SHORT EXERCISE:
The records below must be written out exactly, with every picture left behind.

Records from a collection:

┄┄┄┄┄┄

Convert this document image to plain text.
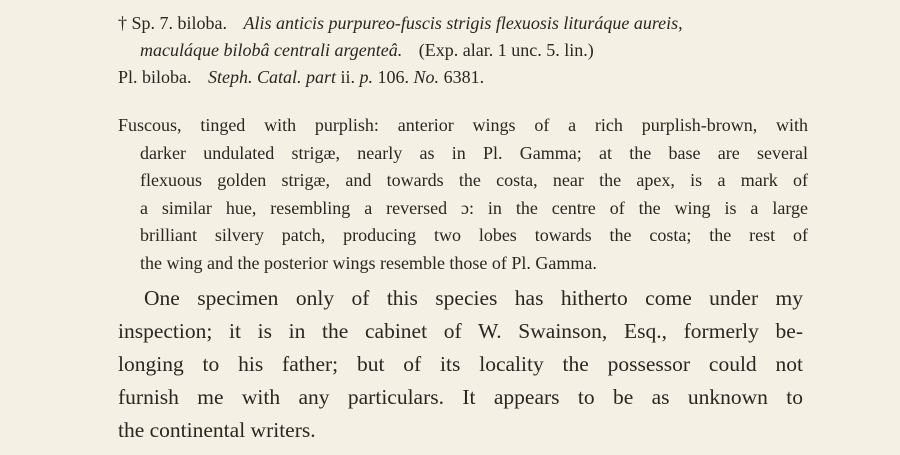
† Sp. 7. biloba. Alis anticis purpureo-fuscis strigis flexuosis lituráque aureis,
maculáque bilobâ centrali argenteâ. (Exp. alar. 1 unc. 5. lin.)
Pl. biloba. Steph. Catal. part ii. p. 106. No. 6381.
Fuscous, tinged with purplish: anterior wings of a rich purplish-brown, with
darker undulated strigæ, nearly as in Pl. Gamma; at the base are several
flexuous golden strigæ, and towards the costa, near the apex, is a mark of
a similar hue, resembling a reversed ɔ: in the centre of the wing is a large
brilliant silvery patch, producing two lobes towards the costa; the rest of
the wing and the posterior wings resemble those of Pl. Gamma.
One specimen only of this species has hitherto come under my
inspection; it is in the cabinet of W. Swainson, Esq., formerly be-
longing to his father; but of its locality the possessor could not
furnish me with any particulars. It appears to be as unknown to
the continental writers.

┄┄┄┄┄┄

PROBLEM SOLUTION:
Convert this document image to plain text.
† Sp. 7. biloba. Alis anticis purpureo-fuscis strigis flexuosis lituráque aureis,
maculáque bilobâ centrali argenteâ. (Exp. alar. 1 unc. 5. lin.)
Pl. biloba. Steph. Catal. part ii. p. 106. No. 6381.
Fuscous, tinged with purplish: anterior wings of a rich purplish-brown, with
darker undulated strigæ, nearly as in Pl. Gamma; at the base are several
flexuous golden strigæ, and towards the costa, near the apex, is a mark of
a similar hue, resembling a reversed ɔ: in the centre of the wing is a large
brilliant silvery patch, producing two lobes towards the costa; the rest of
the wing and the posterior wings resemble those of Pl. Gamma.
One specimen only of this species has hitherto come under my
inspection; it is in the cabinet of W. Swainson, Esq., formerly be-
longing to his father; but of its locality the possessor could not
furnish me with any particulars. It appears to be as unknown to
the continental writers.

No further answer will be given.